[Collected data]
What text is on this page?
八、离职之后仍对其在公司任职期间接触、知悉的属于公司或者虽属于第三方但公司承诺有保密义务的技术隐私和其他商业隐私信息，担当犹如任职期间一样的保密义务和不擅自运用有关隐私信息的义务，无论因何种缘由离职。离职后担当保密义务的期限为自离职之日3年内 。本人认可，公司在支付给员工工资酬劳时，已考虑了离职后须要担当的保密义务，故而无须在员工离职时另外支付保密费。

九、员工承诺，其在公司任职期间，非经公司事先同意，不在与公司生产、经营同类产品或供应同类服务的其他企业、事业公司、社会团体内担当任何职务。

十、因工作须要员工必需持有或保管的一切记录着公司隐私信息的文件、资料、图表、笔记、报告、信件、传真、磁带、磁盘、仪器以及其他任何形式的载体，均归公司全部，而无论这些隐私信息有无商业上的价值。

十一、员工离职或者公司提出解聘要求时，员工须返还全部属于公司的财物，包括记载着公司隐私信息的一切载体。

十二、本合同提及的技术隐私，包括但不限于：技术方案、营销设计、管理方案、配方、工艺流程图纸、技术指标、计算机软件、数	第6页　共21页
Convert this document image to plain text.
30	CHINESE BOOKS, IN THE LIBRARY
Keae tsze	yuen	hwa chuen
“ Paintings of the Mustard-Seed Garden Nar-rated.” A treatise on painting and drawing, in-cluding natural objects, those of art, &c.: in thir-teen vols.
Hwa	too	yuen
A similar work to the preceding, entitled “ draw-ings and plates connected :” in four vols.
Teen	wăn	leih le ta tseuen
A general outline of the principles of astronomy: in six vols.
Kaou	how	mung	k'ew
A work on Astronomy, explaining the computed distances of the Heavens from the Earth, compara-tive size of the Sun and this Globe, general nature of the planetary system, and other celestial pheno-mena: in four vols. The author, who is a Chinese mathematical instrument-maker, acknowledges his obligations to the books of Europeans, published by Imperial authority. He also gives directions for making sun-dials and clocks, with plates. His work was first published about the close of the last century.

What is needed:
Reproduce the material above, every line of it, exactly.

Response:
What text is on this page?
八、离职之后仍对其在公司任职期间接触、知悉的属于公司或者虽属于第三方但公司承诺有保密义务的技术隐私和其他商业隐私信息，担当犹如任职期间一样的保密义务和不擅自运用有关隐私信息的义务，无论因何种缘由离职。离职后担当保密义务的期限为自离职之日3年内 。本人认可，公司在支付给员工工资酬劳时，已考虑了离职后须要担当的保密义务，故而无须在员工离职时另外支付保密费。

九、员工承诺，其在公司任职期间，非经公司事先同意，不在与公司生产、经营同类产品或供应同类服务的其他企业、事业公司、社会团体内担当任何职务。

十、因工作须要员工必需持有或保管的一切记录着公司隐私信息的文件、资料、图表、笔记、报告、信件、传真、磁带、磁盘、仪器以及其他任何形式的载体，均归公司全部，而无论这些隐私信息有无商业上的价值。

十一、员工离职或者公司提出解聘要求时，员工须返还全部属于公司的财物，包括记载着公司隐私信息的一切载体。

十二、本合同提及的技术隐私，包括但不限于：技术方案、营销设计、管理方案、配方、工艺流程图纸、技术指标、计算机软件、数	第6页　共21页
Convert this document image to plain text.
30	CHINESE BOOKS, IN THE LIBRARY
Keae tsze	yuen	hwa chuen
“ Paintings of the Mustard-Seed Garden Nar-rated.” A treatise on painting and drawing, in-cluding natural objects, those of art, &c.: in thir-teen vols.
Hwa	too	yuen
A similar work to the preceding, entitled “ draw-ings and plates connected :” in four vols.
Teen	wăn	leih le ta tseuen
A general outline of the principles of astronomy: in six vols.
Kaou	how	mung	k'ew
A work on Astronomy, explaining the computed distances of the Heavens from the Earth, compara-tive size of the Sun and this Globe, general nature of the planetary system, and other celestial pheno-mena: in four vols. The author, who is a Chinese mathematical instrument-maker, acknowledges his obligations to the books of Europeans, published by Imperial authority. He also gives directions for making sun-dials and clocks, with plates. His work was first published about the close of the last century.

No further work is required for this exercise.